▸ DATASET ENTRIES:
-.-.-

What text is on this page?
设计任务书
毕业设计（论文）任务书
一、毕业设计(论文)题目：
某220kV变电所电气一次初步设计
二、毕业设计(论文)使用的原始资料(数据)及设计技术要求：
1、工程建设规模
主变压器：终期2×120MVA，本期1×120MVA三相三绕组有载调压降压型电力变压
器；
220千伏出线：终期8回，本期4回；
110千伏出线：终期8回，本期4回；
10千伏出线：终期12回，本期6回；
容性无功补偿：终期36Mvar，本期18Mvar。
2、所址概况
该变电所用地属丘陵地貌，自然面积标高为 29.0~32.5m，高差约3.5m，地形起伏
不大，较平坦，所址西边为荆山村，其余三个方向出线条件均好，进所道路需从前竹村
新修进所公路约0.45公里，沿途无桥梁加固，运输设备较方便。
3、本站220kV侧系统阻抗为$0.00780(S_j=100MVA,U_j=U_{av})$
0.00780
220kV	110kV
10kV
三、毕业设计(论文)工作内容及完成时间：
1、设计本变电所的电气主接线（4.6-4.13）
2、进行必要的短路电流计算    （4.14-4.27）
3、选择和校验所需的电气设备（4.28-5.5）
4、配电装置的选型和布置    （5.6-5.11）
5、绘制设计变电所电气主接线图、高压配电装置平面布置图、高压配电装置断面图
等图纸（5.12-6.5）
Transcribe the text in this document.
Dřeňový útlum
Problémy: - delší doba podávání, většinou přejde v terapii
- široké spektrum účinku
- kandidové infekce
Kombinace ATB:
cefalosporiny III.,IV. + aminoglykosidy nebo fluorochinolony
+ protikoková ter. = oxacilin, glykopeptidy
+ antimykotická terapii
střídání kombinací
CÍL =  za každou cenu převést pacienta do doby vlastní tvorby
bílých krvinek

-.-.-

Please output every record, keeping each line exact.

▸ TASK SOLUTION:
What text is on this page?
设计任务书
毕业设计（论文）任务书
一、毕业设计(论文)题目：
某220kV变电所电气一次初步设计
二、毕业设计(论文)使用的原始资料(数据)及设计技术要求：
1、工程建设规模
主变压器：终期2×120MVA，本期1×120MVA三相三绕组有载调压降压型电力变压
器；
220千伏出线：终期8回，本期4回；
110千伏出线：终期8回，本期4回；
10千伏出线：终期12回，本期6回；
容性无功补偿：终期36Mvar，本期18Mvar。
2、所址概况
该变电所用地属丘陵地貌，自然面积标高为 29.0~32.5m，高差约3.5m，地形起伏
不大，较平坦，所址西边为荆山村，其余三个方向出线条件均好，进所道路需从前竹村
新修进所公路约0.45公里，沿途无桥梁加固，运输设备较方便。
3、本站220kV侧系统阻抗为$0.00780(S_j=100MVA,U_j=U_{av})$
0.00780
220kV	110kV
10kV
三、毕业设计(论文)工作内容及完成时间：
1、设计本变电所的电气主接线（4.6-4.13）
2、进行必要的短路电流计算    （4.14-4.27）
3、选择和校验所需的电气设备（4.28-5.5）
4、配电装置的选型和布置    （5.6-5.11）
5、绘制设计变电所电气主接线图、高压配电装置平面布置图、高压配电装置断面图
等图纸（5.12-6.5）
Transcribe the text in this document.
Dřeňový útlum
Problémy: - delší doba podávání, většinou přejde v terapii
- široké spektrum účinku
- kandidové infekce
Kombinace ATB:
cefalosporiny III.,IV. + aminoglykosidy nebo fluorochinolony
+ protikoková ter. = oxacilin, glykopeptidy
+ antimykotická terapii
střídání kombinací
CÍL =  za každou cenu převést pacienta do doby vlastní tvorby
bílých krvinek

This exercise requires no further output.